>> Begin Supplied records

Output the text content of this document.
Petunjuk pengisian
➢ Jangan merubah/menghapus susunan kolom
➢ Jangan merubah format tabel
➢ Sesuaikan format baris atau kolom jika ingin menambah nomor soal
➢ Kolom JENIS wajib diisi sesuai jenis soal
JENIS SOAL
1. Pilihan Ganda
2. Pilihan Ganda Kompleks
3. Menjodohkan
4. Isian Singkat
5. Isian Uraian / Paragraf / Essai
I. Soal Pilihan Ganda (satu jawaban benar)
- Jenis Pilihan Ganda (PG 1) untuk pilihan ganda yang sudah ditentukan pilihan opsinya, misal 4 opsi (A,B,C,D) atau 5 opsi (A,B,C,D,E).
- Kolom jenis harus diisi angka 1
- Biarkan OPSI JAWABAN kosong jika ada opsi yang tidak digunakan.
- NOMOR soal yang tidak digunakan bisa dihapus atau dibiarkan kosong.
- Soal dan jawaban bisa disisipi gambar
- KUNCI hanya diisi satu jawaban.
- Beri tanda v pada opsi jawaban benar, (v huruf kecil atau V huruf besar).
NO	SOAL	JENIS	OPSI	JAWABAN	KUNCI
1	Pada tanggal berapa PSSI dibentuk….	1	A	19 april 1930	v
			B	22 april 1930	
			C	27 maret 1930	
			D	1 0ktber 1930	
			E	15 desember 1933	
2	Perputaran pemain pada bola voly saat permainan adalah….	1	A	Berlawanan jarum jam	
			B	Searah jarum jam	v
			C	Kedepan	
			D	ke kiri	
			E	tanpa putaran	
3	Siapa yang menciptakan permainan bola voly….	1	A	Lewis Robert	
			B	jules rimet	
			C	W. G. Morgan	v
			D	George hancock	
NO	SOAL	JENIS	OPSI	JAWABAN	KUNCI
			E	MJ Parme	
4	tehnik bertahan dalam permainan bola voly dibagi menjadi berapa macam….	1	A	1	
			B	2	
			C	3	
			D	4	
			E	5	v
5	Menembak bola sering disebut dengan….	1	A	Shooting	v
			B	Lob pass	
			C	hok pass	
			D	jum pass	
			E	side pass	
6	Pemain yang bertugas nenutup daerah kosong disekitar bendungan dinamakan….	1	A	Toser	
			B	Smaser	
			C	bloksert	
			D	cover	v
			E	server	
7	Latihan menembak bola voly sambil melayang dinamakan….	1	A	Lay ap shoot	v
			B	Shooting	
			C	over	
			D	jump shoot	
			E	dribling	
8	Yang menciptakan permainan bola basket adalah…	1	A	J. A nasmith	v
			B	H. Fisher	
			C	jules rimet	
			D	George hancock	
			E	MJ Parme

>> End Supplied records

■ Description of the task ■
Select all lines in the listing above where the word "voly" appears, and show them.

■ Task result ■
2	Perputaran pemain pada bola voly saat permainan adalah….	1	A	Berlawanan jarum jam	
3	Siapa yang menciptakan permainan bola voly….	1	A	Lewis Robert	
4	tehnik bertahan dalam permainan bola voly dibagi menjadi berapa macam….	1	A	1	
7	Latihan menembak bola voly sambil melayang dinamakan….	1	A	Lay ap shoot	v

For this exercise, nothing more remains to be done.